BEGIN Information given
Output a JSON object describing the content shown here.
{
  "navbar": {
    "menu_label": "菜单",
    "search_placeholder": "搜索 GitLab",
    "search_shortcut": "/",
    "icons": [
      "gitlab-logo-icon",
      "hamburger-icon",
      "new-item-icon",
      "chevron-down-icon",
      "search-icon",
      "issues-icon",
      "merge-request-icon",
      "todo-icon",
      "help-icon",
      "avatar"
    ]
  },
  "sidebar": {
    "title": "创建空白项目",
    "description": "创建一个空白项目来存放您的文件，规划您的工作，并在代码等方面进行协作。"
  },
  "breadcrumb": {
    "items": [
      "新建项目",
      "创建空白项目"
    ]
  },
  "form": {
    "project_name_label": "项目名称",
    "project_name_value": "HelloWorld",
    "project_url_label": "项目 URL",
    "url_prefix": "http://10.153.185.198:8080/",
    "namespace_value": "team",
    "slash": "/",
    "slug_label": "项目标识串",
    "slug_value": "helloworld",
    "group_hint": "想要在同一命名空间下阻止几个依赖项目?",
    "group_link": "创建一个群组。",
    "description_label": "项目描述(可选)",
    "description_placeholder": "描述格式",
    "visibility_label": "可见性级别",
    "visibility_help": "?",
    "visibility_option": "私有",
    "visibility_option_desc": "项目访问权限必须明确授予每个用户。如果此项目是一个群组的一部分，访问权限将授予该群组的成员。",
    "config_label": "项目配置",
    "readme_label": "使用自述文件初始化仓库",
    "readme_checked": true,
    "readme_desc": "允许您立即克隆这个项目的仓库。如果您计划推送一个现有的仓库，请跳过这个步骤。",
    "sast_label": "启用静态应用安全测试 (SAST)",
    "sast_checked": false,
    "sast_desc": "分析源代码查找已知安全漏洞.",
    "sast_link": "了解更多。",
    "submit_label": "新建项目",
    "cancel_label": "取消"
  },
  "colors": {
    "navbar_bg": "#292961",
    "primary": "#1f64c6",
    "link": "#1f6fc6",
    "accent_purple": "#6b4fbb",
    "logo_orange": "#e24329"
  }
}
END Information given
__Your task__
Take the listing above and write it out again exactly.

__Written response__
Output a JSON object describing the content shown here.
{
  "navbar": {
    "menu_label": "菜单",
    "search_placeholder": "搜索 GitLab",
    "search_shortcut": "/",
    "icons": [
      "gitlab-logo-icon",
      "hamburger-icon",
      "new-item-icon",
      "chevron-down-icon",
      "search-icon",
      "issues-icon",
      "merge-request-icon",
      "todo-icon",
      "help-icon",
      "avatar"
    ]
  },
  "sidebar": {
    "title": "创建空白项目",
    "description": "创建一个空白项目来存放您的文件，规划您的工作，并在代码等方面进行协作。"
  },
  "breadcrumb": {
    "items": [
      "新建项目",
      "创建空白项目"
    ]
  },
  "form": {
    "project_name_label": "项目名称",
    "project_name_value": "HelloWorld",
    "project_url_label": "项目 URL",
    "url_prefix": "http://10.153.185.198:8080/",
    "namespace_value": "team",
    "slash": "/",
    "slug_label": "项目标识串",
    "slug_value": "helloworld",
    "group_hint": "想要在同一命名空间下阻止几个依赖项目?",
    "group_link": "创建一个群组。",
    "description_label": "项目描述(可选)",
    "description_placeholder": "描述格式",
    "visibility_label": "可见性级别",
    "visibility_help": "?",
    "visibility_option": "私有",
    "visibility_option_desc": "项目访问权限必须明确授予每个用户。如果此项目是一个群组的一部分，访问权限将授予该群组的成员。",
    "config_label": "项目配置",
    "readme_label": "使用自述文件初始化仓库",
    "readme_checked": true,
    "readme_desc": "允许您立即克隆这个项目的仓库。如果您计划推送一个现有的仓库，请跳过这个步骤。",
    "sast_label": "启用静态应用安全测试 (SAST)",
    "sast_checked": false,
    "sast_desc": "分析源代码查找已知安全漏洞.",
    "sast_link": "了解更多。",
    "submit_label": "新建项目",
    "cancel_label": "取消"
  },
  "colors": {
    "navbar_bg": "#292961",
    "primary": "#1f64c6",
    "link": "#1f6fc6",
    "accent_purple": "#6b4fbb",
    "logo_orange": "#e24329"
  }
}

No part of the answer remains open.